[BEGIN PROVIDED MATERIAL]

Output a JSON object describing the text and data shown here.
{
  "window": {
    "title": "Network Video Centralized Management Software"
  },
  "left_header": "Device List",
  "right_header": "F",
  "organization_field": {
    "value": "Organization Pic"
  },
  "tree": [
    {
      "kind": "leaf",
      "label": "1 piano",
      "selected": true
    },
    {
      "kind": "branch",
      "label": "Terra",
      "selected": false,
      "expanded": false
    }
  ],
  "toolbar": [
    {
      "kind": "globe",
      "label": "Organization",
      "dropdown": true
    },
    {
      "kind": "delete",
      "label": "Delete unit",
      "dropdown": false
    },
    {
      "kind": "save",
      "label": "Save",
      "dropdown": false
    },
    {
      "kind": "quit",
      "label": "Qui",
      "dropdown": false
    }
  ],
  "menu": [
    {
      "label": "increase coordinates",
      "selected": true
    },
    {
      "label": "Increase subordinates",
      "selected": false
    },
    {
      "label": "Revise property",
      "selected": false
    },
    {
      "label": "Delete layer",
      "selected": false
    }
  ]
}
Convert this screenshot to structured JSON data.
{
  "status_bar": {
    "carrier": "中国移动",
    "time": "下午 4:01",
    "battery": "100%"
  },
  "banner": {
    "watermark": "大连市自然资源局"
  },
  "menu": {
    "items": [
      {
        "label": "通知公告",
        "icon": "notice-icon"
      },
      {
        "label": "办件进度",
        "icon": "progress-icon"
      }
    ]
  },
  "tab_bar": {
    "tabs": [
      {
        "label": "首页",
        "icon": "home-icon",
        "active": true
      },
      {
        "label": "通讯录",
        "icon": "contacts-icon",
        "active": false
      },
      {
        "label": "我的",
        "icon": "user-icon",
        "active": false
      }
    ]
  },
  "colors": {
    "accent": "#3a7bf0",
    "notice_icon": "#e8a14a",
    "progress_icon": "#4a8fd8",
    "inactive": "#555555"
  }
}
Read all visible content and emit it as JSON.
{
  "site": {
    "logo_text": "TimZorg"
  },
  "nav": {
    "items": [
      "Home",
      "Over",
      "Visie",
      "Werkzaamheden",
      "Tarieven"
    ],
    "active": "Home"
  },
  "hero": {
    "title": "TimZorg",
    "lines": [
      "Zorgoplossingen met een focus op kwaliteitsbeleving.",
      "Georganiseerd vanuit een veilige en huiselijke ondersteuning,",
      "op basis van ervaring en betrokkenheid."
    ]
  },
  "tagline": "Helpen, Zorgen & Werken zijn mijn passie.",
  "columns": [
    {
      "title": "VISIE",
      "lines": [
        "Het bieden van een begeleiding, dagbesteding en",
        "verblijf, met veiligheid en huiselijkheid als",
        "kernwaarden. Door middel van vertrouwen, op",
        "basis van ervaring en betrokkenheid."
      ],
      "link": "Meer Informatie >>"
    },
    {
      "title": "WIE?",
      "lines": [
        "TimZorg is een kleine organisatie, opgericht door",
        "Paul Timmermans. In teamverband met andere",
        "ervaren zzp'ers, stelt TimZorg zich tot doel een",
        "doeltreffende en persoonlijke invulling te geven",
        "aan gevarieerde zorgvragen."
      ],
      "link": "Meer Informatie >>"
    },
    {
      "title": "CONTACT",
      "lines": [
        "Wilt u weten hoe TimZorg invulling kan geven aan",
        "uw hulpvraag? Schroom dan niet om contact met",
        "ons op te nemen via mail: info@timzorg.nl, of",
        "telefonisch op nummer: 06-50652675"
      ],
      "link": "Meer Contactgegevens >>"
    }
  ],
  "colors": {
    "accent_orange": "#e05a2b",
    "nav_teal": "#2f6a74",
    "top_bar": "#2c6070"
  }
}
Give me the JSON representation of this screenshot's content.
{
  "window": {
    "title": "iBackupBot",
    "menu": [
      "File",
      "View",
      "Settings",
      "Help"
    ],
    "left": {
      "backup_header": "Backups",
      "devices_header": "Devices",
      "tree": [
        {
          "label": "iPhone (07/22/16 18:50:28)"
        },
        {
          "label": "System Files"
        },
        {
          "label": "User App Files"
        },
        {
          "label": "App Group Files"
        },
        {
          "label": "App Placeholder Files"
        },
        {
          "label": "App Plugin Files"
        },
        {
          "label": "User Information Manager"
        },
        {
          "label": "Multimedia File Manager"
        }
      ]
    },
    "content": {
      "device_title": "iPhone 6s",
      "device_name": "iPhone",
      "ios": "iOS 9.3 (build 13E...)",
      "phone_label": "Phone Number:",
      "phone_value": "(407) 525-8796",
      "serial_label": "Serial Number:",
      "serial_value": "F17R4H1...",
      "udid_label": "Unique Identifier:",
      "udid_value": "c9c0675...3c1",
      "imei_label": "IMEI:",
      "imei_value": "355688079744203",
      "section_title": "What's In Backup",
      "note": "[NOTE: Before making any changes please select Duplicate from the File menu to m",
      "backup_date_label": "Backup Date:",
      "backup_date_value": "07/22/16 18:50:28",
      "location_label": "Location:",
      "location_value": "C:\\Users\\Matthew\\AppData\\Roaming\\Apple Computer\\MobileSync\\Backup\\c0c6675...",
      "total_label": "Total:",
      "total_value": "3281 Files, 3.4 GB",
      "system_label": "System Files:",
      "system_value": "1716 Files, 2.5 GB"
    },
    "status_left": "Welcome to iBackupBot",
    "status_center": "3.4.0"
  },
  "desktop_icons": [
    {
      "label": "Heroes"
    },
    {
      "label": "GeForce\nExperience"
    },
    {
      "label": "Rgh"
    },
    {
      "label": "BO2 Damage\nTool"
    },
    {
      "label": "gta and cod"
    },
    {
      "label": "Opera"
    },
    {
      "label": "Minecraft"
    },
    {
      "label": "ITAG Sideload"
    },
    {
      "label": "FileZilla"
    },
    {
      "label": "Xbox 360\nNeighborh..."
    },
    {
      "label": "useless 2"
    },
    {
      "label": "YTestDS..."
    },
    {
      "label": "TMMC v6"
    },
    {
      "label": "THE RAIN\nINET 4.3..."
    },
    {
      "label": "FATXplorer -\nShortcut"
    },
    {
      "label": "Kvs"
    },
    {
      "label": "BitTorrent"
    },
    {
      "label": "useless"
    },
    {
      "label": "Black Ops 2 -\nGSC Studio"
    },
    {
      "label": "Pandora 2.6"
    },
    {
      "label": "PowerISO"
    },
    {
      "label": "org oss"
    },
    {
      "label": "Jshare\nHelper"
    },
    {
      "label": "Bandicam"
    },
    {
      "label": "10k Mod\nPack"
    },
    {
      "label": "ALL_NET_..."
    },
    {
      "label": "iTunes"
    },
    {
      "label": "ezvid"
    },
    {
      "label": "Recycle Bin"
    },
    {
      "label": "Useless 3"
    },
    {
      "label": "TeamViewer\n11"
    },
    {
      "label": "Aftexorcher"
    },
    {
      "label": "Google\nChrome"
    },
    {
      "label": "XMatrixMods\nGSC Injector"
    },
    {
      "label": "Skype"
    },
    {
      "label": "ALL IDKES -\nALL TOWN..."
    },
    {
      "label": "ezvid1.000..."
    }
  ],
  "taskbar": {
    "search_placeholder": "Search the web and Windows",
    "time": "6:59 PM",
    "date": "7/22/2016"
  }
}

[END PROVIDED MATERIAL]

■ **WHAT IS BEING ASKED**
Print the material verbatim, all of it.

■ **WORKED SOLUTION**
Output a JSON object describing the text and data shown here.
{
  "window": {
    "title": "Network Video Centralized Management Software"
  },
  "left_header": "Device List",
  "right_header": "F",
  "organization_field": {
    "value": "Organization Pic"
  },
  "tree": [
    {
      "kind": "leaf",
      "label": "1 piano",
      "selected": true
    },
    {
      "kind": "branch",
      "label": "Terra",
      "selected": false,
      "expanded": false
    }
  ],
  "toolbar": [
    {
      "kind": "globe",
      "label": "Organization",
      "dropdown": true
    },
    {
      "kind": "delete",
      "label": "Delete unit",
      "dropdown": false
    },
    {
      "kind": "save",
      "label": "Save",
      "dropdown": false
    },
    {
      "kind": "quit",
      "label": "Qui",
      "dropdown": false
    }
  ],
  "menu": [
    {
      "label": "increase coordinates",
      "selected": true
    },
    {
      "label": "Increase subordinates",
      "selected": false
    },
    {
      "label": "Revise property",
      "selected": false
    },
    {
      "label": "Delete layer",
      "selected": false
    }
  ]
}
Convert this screenshot to structured JSON data.
{
  "status_bar": {
    "carrier": "中国移动",
    "time": "下午 4:01",
    "battery": "100%"
  },
  "banner": {
    "watermark": "大连市自然资源局"
  },
  "menu": {
    "items": [
      {
        "label": "通知公告",
        "icon": "notice-icon"
      },
      {
        "label": "办件进度",
        "icon": "progress-icon"
      }
    ]
  },
  "tab_bar": {
    "tabs": [
      {
        "label": "首页",
        "icon": "home-icon",
        "active": true
      },
      {
        "label": "通讯录",
        "icon": "contacts-icon",
        "active": false
      },
      {
        "label": "我的",
        "icon": "user-icon",
        "active": false
      }
    ]
  },
  "colors": {
    "accent": "#3a7bf0",
    "notice_icon": "#e8a14a",
    "progress_icon": "#4a8fd8",
    "inactive": "#555555"
  }
}
Read all visible content and emit it as JSON.
{
  "site": {
    "logo_text": "TimZorg"
  },
  "nav": {
    "items": [
      "Home",
      "Over",
      "Visie",
      "Werkzaamheden",
      "Tarieven"
    ],
    "active": "Home"
  },
  "hero": {
    "title": "TimZorg",
    "lines": [
      "Zorgoplossingen met een focus op kwaliteitsbeleving.",
      "Georganiseerd vanuit een veilige en huiselijke ondersteuning,",
      "op basis van ervaring en betrokkenheid."
    ]
  },
  "tagline": "Helpen, Zorgen & Werken zijn mijn passie.",
  "columns": [
    {
      "title": "VISIE",
      "lines": [
        "Het bieden van een begeleiding, dagbesteding en",
        "verblijf, met veiligheid en huiselijkheid als",
        "kernwaarden. Door middel van vertrouwen, op",
        "basis van ervaring en betrokkenheid."
      ],
      "link": "Meer Informatie >>"
    },
    {
      "title": "WIE?",
      "lines": [
        "TimZorg is een kleine organisatie, opgericht door",
        "Paul Timmermans. In teamverband met andere",
        "ervaren zzp'ers, stelt TimZorg zich tot doel een",
        "doeltreffende en persoonlijke invulling te geven",
        "aan gevarieerde zorgvragen."
      ],
      "link": "Meer Informatie >>"
    },
    {
      "title": "CONTACT",
      "lines": [
        "Wilt u weten hoe TimZorg invulling kan geven aan",
        "uw hulpvraag? Schroom dan niet om contact met",
        "ons op te nemen via mail: info@timzorg.nl, of",
        "telefonisch op nummer: 06-50652675"
      ],
      "link": "Meer Contactgegevens >>"
    }
  ],
  "colors": {
    "accent_orange": "#e05a2b",
    "nav_teal": "#2f6a74",
    "top_bar": "#2c6070"
  }
}
Give me the JSON representation of this screenshot's content.
{
  "window": {
    "title": "iBackupBot",
    "menu": [
      "File",
      "View",
      "Settings",
      "Help"
    ],
    "left": {
      "backup_header": "Backups",
      "devices_header": "Devices",
      "tree": [
        {
          "label": "iPhone (07/22/16 18:50:28)"
        },
        {
          "label": "System Files"
        },
        {
          "label": "User App Files"
        },
        {
          "label": "App Group Files"
        },
        {
          "label": "App Placeholder Files"
        },
        {
          "label": "App Plugin Files"
        },
        {
          "label": "User Information Manager"
        },
        {
          "label": "Multimedia File Manager"
        }
      ]
    },
    "content": {
      "device_title": "iPhone 6s",
      "device_name": "iPhone",
      "ios": "iOS 9.3 (build 13E...)",
      "phone_label": "Phone Number:",
      "phone_value": "(407) 525-8796",
      "serial_label": "Serial Number:",
      "serial_value": "F17R4H1...",
      "udid_label": "Unique Identifier:",
      "udid_value": "c9c0675...3c1",
      "imei_label": "IMEI:",
      "imei_value": "355688079744203",
      "section_title": "What's In Backup",
      "note": "[NOTE: Before making any changes please select Duplicate from the File menu to m",
      "backup_date_label": "Backup Date:",
      "backup_date_value": "07/22/16 18:50:28",
      "location_label": "Location:",
      "location_value": "C:\\Users\\Matthew\\AppData\\Roaming\\Apple Computer\\MobileSync\\Backup\\c0c6675...",
      "total_label": "Total:",
      "total_value": "3281 Files, 3.4 GB",
      "system_label": "System Files:",
      "system_value": "1716 Files, 2.5 GB"
    },
    "status_left": "Welcome to iBackupBot",
    "status_center": "3.4.0"
  },
  "desktop_icons": [
    {
      "label": "Heroes"
    },
    {
      "label": "GeForce\nExperience"
    },
    {
      "label": "Rgh"
    },
    {
      "label": "BO2 Damage\nTool"
    },
    {
      "label": "gta and cod"
    },
    {
      "label": "Opera"
    },
    {
      "label": "Minecraft"
    },
    {
      "label": "ITAG Sideload"
    },
    {
      "label": "FileZilla"
    },
    {
      "label": "Xbox 360\nNeighborh..."
    },
    {
      "label": "useless 2"
    },
    {
      "label": "YTestDS..."
    },
    {
      "label": "TMMC v6"
    },
    {
      "label": "THE RAIN\nINET 4.3..."
    },
    {
      "label": "FATXplorer -\nShortcut"
    },
    {
      "label": "Kvs"
    },
    {
      "label": "BitTorrent"
    },
    {
      "label": "useless"
    },
    {
      "label": "Black Ops 2 -\nGSC Studio"
    },
    {
      "label": "Pandora 2.6"
    },
    {
      "label": "PowerISO"
    },
    {
      "label": "org oss"
    },
    {
      "label": "Jshare\nHelper"
    },
    {
      "label": "Bandicam"
    },
    {
      "label": "10k Mod\nPack"
    },
    {
      "label": "ALL_NET_..."
    },
    {
      "label": "iTunes"
    },
    {
      "label": "ezvid"
    },
    {
      "label": "Recycle Bin"
    },
    {
      "label": "Useless 3"
    },
    {
      "label": "TeamViewer\n11"
    },
    {
      "label": "Aftexorcher"
    },
    {
      "label": "Google\nChrome"
    },
    {
      "label": "XMatrixMods\nGSC Injector"
    },
    {
      "label": "Skype"
    },
    {
      "label": "ALL IDKES -\nALL TOWN..."
    },
    {
      "label": "ezvid1.000..."
    }
  ],
  "taskbar": {
    "search_placeholder": "Search the web and Windows",
    "time": "6:59 PM",
    "date": "7/22/2016"
  }
}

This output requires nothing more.